## Record list:
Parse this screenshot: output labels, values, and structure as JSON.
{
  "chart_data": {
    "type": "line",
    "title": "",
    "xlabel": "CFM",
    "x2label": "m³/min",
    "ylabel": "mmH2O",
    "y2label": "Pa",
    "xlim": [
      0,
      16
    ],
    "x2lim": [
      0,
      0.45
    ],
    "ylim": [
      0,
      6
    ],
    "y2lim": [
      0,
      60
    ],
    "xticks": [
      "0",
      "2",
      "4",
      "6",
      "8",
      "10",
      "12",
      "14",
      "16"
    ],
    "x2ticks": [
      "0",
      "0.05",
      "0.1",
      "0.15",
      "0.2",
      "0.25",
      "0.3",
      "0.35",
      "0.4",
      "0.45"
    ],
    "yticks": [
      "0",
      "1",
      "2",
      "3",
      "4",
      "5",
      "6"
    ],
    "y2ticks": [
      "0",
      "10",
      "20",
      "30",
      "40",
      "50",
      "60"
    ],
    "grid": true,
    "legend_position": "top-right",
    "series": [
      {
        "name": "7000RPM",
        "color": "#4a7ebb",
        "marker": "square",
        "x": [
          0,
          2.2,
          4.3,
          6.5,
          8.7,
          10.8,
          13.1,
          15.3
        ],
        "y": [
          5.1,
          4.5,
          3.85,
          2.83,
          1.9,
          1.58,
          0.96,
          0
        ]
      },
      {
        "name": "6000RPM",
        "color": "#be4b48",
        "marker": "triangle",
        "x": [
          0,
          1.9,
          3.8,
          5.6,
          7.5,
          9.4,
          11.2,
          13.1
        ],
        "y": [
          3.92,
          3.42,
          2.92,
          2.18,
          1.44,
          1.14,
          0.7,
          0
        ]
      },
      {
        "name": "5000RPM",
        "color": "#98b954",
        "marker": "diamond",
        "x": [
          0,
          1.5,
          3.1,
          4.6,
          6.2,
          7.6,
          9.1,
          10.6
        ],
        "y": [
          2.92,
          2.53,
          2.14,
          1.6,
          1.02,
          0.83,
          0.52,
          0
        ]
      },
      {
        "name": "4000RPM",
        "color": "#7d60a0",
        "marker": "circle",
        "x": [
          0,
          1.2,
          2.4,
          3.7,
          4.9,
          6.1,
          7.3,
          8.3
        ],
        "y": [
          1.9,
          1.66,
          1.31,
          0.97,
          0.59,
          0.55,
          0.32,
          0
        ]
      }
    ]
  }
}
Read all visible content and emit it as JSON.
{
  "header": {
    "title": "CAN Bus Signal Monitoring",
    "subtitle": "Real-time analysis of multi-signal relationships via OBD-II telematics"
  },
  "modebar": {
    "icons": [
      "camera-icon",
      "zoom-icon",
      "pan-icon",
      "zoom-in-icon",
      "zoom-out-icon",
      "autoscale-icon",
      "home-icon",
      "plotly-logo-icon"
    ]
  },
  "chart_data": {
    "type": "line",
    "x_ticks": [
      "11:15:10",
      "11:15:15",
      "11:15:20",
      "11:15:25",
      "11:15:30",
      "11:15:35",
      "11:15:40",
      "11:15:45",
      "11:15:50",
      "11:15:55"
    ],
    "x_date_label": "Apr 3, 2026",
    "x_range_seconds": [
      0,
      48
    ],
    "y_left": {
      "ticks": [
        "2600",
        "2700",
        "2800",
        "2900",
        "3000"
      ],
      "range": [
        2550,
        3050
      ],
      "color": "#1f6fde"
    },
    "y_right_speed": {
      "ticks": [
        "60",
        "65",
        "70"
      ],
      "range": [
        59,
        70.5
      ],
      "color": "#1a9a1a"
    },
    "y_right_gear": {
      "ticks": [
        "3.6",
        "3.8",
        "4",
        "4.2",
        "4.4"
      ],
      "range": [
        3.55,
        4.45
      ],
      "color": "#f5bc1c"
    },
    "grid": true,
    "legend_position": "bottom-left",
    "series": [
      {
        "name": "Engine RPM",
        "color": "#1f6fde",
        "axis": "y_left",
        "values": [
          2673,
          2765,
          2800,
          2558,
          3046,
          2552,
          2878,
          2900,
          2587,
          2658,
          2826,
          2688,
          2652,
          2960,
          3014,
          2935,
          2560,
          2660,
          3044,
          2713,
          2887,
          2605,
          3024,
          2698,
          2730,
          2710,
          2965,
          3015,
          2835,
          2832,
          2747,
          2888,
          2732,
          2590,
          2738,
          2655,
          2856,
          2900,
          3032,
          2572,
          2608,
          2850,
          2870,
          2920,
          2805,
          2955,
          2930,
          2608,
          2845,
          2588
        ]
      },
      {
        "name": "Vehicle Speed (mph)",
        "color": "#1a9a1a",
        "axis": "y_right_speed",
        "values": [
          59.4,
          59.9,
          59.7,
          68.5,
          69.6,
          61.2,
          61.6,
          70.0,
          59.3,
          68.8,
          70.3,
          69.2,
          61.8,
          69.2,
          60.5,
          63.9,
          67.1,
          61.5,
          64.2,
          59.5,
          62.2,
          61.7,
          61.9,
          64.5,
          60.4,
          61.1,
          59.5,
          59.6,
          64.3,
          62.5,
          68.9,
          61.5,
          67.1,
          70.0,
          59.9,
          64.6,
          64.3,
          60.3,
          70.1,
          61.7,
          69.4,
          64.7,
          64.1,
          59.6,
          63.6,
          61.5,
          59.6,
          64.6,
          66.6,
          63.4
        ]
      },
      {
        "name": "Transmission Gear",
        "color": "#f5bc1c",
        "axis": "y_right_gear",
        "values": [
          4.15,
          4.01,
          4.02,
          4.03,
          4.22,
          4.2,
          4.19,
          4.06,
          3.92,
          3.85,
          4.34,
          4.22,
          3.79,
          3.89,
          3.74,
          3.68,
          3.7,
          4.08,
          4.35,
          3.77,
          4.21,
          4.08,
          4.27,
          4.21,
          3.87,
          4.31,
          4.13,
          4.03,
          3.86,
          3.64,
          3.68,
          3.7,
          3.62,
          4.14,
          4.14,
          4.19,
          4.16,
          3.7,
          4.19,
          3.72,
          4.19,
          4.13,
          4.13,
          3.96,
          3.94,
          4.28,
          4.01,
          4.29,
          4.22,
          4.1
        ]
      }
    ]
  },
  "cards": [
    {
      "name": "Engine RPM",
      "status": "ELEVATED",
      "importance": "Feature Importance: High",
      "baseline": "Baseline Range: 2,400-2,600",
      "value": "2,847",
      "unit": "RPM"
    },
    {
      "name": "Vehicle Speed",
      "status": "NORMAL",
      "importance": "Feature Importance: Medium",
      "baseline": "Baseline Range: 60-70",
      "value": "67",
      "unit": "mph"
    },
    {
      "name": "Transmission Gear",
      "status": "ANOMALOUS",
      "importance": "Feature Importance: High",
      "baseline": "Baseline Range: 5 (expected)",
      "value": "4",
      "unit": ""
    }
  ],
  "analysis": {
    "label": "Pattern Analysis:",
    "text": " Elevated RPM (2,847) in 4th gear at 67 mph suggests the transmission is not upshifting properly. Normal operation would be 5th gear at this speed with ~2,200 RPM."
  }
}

## Task goal:
Set all of the entries down again, exactly as they were given.

## Complete answer:
Parse this screenshot: output labels, values, and structure as JSON.
{
  "chart_data": {
    "type": "line",
    "title": "",
    "xlabel": "CFM",
    "x2label": "m³/min",
    "ylabel": "mmH2O",
    "y2label": "Pa",
    "xlim": [
      0,
      16
    ],
    "x2lim": [
      0,
      0.45
    ],
    "ylim": [
      0,
      6
    ],
    "y2lim": [
      0,
      60
    ],
    "xticks": [
      "0",
      "2",
      "4",
      "6",
      "8",
      "10",
      "12",
      "14",
      "16"
    ],
    "x2ticks": [
      "0",
      "0.05",
      "0.1",
      "0.15",
      "0.2",
      "0.25",
      "0.3",
      "0.35",
      "0.4",
      "0.45"
    ],
    "yticks": [
      "0",
      "1",
      "2",
      "3",
      "4",
      "5",
      "6"
    ],
    "y2ticks": [
      "0",
      "10",
      "20",
      "30",
      "40",
      "50",
      "60"
    ],
    "grid": true,
    "legend_position": "top-right",
    "series": [
      {
        "name": "7000RPM",
        "color": "#4a7ebb",
        "marker": "square",
        "x": [
          0,
          2.2,
          4.3,
          6.5,
          8.7,
          10.8,
          13.1,
          15.3
        ],
        "y": [
          5.1,
          4.5,
          3.85,
          2.83,
          1.9,
          1.58,
          0.96,
          0
        ]
      },
      {
        "name": "6000RPM",
        "color": "#be4b48",
        "marker": "triangle",
        "x": [
          0,
          1.9,
          3.8,
          5.6,
          7.5,
          9.4,
          11.2,
          13.1
        ],
        "y": [
          3.92,
          3.42,
          2.92,
          2.18,
          1.44,
          1.14,
          0.7,
          0
        ]
      },
      {
        "name": "5000RPM",
        "color": "#98b954",
        "marker": "diamond",
        "x": [
          0,
          1.5,
          3.1,
          4.6,
          6.2,
          7.6,
          9.1,
          10.6
        ],
        "y": [
          2.92,
          2.53,
          2.14,
          1.6,
          1.02,
          0.83,
          0.52,
          0
        ]
      },
      {
        "name": "4000RPM",
        "color": "#7d60a0",
        "marker": "circle",
        "x": [
          0,
          1.2,
          2.4,
          3.7,
          4.9,
          6.1,
          7.3,
          8.3
        ],
        "y": [
          1.9,
          1.66,
          1.31,
          0.97,
          0.59,
          0.55,
          0.32,
          0
        ]
      }
    ]
  }
}
Read all visible content and emit it as JSON.
{
  "header": {
    "title": "CAN Bus Signal Monitoring",
    "subtitle": "Real-time analysis of multi-signal relationships via OBD-II telematics"
  },
  "modebar": {
    "icons": [
      "camera-icon",
      "zoom-icon",
      "pan-icon",
      "zoom-in-icon",
      "zoom-out-icon",
      "autoscale-icon",
      "home-icon",
      "plotly-logo-icon"
    ]
  },
  "chart_data": {
    "type": "line",
    "x_ticks": [
      "11:15:10",
      "11:15:15",
      "11:15:20",
      "11:15:25",
      "11:15:30",
      "11:15:35",
      "11:15:40",
      "11:15:45",
      "11:15:50",
      "11:15:55"
    ],
    "x_date_label": "Apr 3, 2026",
    "x_range_seconds": [
      0,
      48
    ],
    "y_left": {
      "ticks": [
        "2600",
        "2700",
        "2800",
        "2900",
        "3000"
      ],
      "range": [
        2550,
        3050
      ],
      "color": "#1f6fde"
    },
    "y_right_speed": {
      "ticks": [
        "60",
        "65",
        "70"
      ],
      "range": [
        59,
        70.5
      ],
      "color": "#1a9a1a"
    },
    "y_right_gear": {
      "ticks": [
        "3.6",
        "3.8",
        "4",
        "4.2",
        "4.4"
      ],
      "range": [
        3.55,
        4.45
      ],
      "color": "#f5bc1c"
    },
    "grid": true,
    "legend_position": "bottom-left",
    "series": [
      {
        "name": "Engine RPM",
        "color": "#1f6fde",
        "axis": "y_left",
        "values": [
          2673,
          2765,
          2800,
          2558,
          3046,
          2552,
          2878,
          2900,
          2587,
          2658,
          2826,
          2688,
          2652,
          2960,
          3014,
          2935,
          2560,
          2660,
          3044,
          2713,
          2887,
          2605,
          3024,
          2698,
          2730,
          2710,
          2965,
          3015,
          2835,
          2832,
          2747,
          2888,
          2732,
          2590,
          2738,
          2655,
          2856,
          2900,
          3032,
          2572,
          2608,
          2850,
          2870,
          2920,
          2805,
          2955,
          2930,
          2608,
          2845,
          2588
        ]
      },
      {
        "name": "Vehicle Speed (mph)",
        "color": "#1a9a1a",
        "axis": "y_right_speed",
        "values": [
          59.4,
          59.9,
          59.7,
          68.5,
          69.6,
          61.2,
          61.6,
          70.0,
          59.3,
          68.8,
          70.3,
          69.2,
          61.8,
          69.2,
          60.5,
          63.9,
          67.1,
          61.5,
          64.2,
          59.5,
          62.2,
          61.7,
          61.9,
          64.5,
          60.4,
          61.1,
          59.5,
          59.6,
          64.3,
          62.5,
          68.9,
          61.5,
          67.1,
          70.0,
          59.9,
          64.6,
          64.3,
          60.3,
          70.1,
          61.7,
          69.4,
          64.7,
          64.1,
          59.6,
          63.6,
          61.5,
          59.6,
          64.6,
          66.6,
          63.4
        ]
      },
      {
        "name": "Transmission Gear",
        "color": "#f5bc1c",
        "axis": "y_right_gear",
        "values": [
          4.15,
          4.01,
          4.02,
          4.03,
          4.22,
          4.2,
          4.19,
          4.06,
          3.92,
          3.85,
          4.34,
          4.22,
          3.79,
          3.89,
          3.74,
          3.68,
          3.7,
          4.08,
          4.35,
          3.77,
          4.21,
          4.08,
          4.27,
          4.21,
          3.87,
          4.31,
          4.13,
          4.03,
          3.86,
          3.64,
          3.68,
          3.7,
          3.62,
          4.14,
          4.14,
          4.19,
          4.16,
          3.7,
          4.19,
          3.72,
          4.19,
          4.13,
          4.13,
          3.96,
          3.94,
          4.28,
          4.01,
          4.29,
          4.22,
          4.1
        ]
      }
    ]
  },
  "cards": [
    {
      "name": "Engine RPM",
      "status": "ELEVATED",
      "importance": "Feature Importance: High",
      "baseline": "Baseline Range: 2,400-2,600",
      "value": "2,847",
      "unit": "RPM"
    },
    {
      "name": "Vehicle Speed",
      "status": "NORMAL",
      "importance": "Feature Importance: Medium",
      "baseline": "Baseline Range: 60-70",
      "value": "67",
      "unit": "mph"
    },
    {
      "name": "Transmission Gear",
      "status": "ANOMALOUS",
      "importance": "Feature Importance: High",
      "baseline": "Baseline Range: 5 (expected)",
      "value": "4",
      "unit": ""
    }
  ],
  "analysis": {
    "label": "Pattern Analysis:",
    "text": " Elevated RPM (2,847) in 4th gear at 67 mph suggests the transmission is not upshifting properly. Normal operation would be 5th gear at this speed with ~2,200 RPM."
  }
}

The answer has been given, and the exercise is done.